» STATED EXERCISE
Go over the entries below line by line, copying each one that contains the word "text".

— begin DATASET RECORDS —

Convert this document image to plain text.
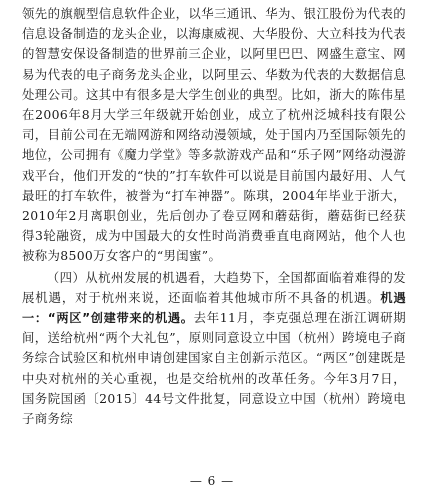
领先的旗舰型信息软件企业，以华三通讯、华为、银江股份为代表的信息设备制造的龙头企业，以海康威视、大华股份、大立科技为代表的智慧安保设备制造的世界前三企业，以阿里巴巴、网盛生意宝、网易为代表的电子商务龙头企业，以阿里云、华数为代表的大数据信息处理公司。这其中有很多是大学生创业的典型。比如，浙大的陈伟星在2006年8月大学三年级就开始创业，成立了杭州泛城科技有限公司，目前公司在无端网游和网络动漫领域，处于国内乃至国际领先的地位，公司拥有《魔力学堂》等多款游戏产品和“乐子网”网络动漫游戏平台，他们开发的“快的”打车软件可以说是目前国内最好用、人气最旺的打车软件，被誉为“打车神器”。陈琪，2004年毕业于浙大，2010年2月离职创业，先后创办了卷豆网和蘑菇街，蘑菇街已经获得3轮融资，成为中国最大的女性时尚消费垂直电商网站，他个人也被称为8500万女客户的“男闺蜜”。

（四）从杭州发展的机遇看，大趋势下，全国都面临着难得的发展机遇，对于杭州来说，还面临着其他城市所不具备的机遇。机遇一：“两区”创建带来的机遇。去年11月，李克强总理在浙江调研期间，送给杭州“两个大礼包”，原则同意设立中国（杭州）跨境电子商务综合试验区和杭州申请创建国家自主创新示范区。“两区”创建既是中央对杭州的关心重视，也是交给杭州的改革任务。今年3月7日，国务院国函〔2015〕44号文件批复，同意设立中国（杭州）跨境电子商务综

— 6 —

— end DATASET RECORDS —
— begin DATASET RECORDS —

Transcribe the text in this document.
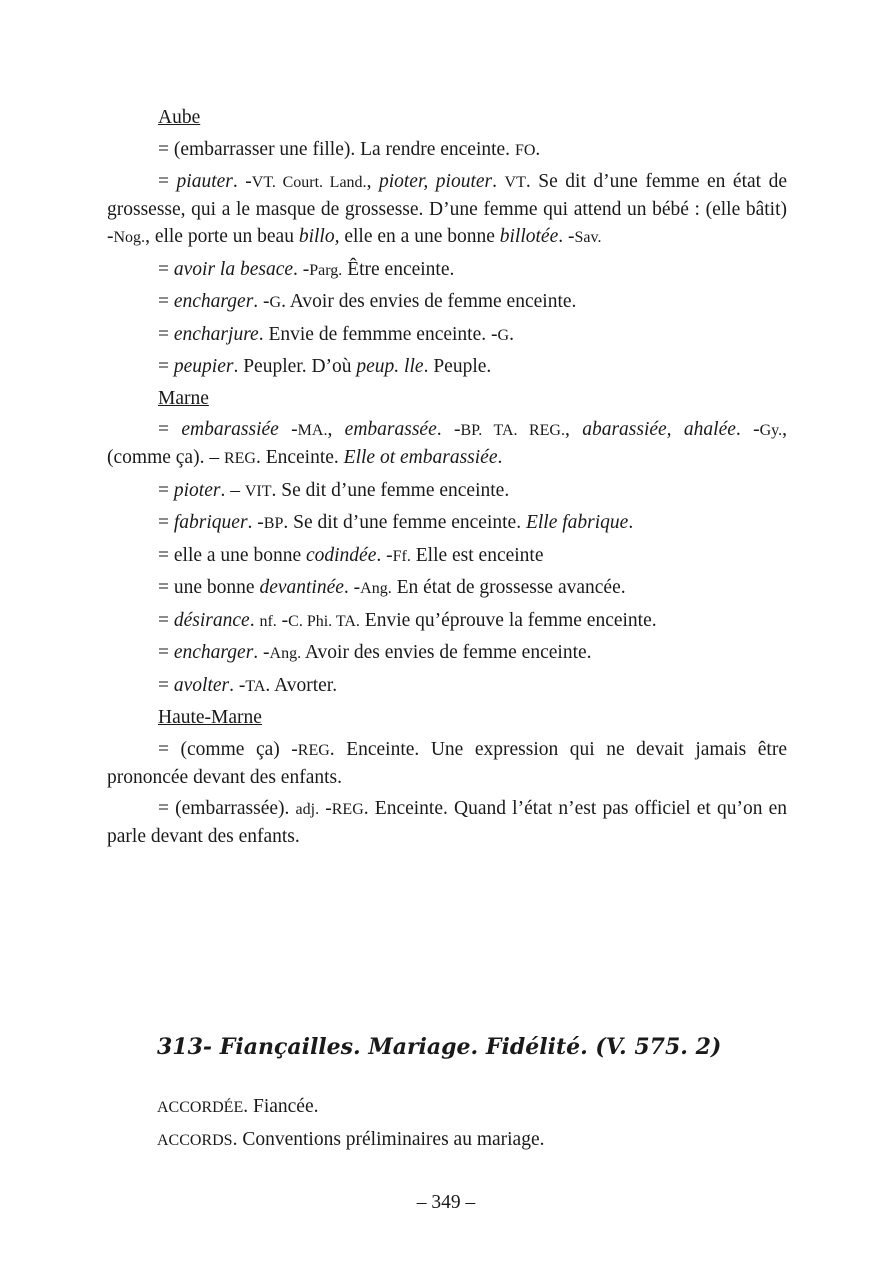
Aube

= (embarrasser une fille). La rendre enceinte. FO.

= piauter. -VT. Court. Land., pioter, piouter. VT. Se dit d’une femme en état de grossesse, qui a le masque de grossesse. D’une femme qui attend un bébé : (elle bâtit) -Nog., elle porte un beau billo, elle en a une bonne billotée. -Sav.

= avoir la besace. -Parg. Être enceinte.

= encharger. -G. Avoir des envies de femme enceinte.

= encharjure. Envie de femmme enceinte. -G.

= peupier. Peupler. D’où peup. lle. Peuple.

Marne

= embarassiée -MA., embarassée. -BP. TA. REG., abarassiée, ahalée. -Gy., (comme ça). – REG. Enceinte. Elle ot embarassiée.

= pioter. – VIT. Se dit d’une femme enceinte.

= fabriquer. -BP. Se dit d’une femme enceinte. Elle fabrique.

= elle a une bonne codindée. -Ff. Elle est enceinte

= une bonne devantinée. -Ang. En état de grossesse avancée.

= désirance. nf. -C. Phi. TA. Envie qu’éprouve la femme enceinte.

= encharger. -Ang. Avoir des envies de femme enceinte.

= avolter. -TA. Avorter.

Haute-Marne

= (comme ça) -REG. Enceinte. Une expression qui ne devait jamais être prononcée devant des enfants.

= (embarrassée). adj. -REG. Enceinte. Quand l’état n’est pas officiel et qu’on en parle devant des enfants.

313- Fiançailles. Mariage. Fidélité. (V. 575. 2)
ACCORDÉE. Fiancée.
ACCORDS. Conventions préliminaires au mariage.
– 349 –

— end DATASET RECORDS —

» COMPLETED TASK
Convert this document image to plain text.
Transcribe the text in this document.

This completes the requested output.